## begin

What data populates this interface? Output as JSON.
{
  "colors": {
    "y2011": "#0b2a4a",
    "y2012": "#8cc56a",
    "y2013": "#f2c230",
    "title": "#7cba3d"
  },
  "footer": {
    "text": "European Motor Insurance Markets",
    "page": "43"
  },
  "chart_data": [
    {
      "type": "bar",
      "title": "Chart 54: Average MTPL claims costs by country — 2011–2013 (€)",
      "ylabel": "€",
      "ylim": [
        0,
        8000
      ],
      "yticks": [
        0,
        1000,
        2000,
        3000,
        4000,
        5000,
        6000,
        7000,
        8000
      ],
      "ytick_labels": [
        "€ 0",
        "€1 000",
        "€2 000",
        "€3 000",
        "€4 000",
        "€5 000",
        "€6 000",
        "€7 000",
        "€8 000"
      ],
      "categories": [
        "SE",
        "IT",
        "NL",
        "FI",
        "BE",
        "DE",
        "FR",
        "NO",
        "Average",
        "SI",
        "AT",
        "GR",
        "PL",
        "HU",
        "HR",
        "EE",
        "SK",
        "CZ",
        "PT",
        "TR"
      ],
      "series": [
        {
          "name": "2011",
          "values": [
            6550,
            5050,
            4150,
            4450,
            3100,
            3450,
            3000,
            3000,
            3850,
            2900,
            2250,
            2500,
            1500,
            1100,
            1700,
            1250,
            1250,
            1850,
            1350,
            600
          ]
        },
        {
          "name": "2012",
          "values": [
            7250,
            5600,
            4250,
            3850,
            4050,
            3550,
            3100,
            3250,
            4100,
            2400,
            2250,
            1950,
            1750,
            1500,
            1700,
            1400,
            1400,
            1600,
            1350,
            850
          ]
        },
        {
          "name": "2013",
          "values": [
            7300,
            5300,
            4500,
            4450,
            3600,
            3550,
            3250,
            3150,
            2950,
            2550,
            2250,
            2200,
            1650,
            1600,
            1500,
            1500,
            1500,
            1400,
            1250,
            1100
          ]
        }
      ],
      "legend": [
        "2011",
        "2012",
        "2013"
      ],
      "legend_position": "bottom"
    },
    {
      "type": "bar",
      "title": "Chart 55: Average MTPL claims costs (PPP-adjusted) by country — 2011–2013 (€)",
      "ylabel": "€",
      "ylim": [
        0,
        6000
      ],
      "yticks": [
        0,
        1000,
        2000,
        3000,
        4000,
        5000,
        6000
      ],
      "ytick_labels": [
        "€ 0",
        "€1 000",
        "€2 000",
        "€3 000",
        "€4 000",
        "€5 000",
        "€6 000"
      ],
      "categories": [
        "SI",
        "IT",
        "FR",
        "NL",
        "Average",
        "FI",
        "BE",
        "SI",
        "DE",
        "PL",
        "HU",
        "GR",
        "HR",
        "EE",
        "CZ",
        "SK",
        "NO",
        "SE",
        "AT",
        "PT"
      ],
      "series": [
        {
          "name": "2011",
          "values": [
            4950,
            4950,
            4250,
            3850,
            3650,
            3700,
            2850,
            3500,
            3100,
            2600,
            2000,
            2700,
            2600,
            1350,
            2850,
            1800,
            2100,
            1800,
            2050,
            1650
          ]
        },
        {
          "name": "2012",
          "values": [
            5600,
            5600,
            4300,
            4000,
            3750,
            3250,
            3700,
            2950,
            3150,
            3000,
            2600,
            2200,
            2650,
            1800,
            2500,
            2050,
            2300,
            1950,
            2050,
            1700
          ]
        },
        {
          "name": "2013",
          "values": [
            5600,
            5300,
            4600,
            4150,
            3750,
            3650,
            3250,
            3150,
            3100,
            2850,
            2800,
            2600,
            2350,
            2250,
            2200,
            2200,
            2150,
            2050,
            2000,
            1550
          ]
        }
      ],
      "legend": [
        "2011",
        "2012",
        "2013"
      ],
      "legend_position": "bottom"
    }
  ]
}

## end

**TASK DESCRIPTION:** Return a copy of every line that includes the word "title".

**SOLUTION TO THE PROBLEM:**
    "title": "#7cba3d"
      "title": "Chart 54: Average MTPL claims costs by country — 2011–2013 (€)",
      "title": "Chart 55: Average MTPL claims costs (PPP-adjusted) by country — 2011–2013 (€)",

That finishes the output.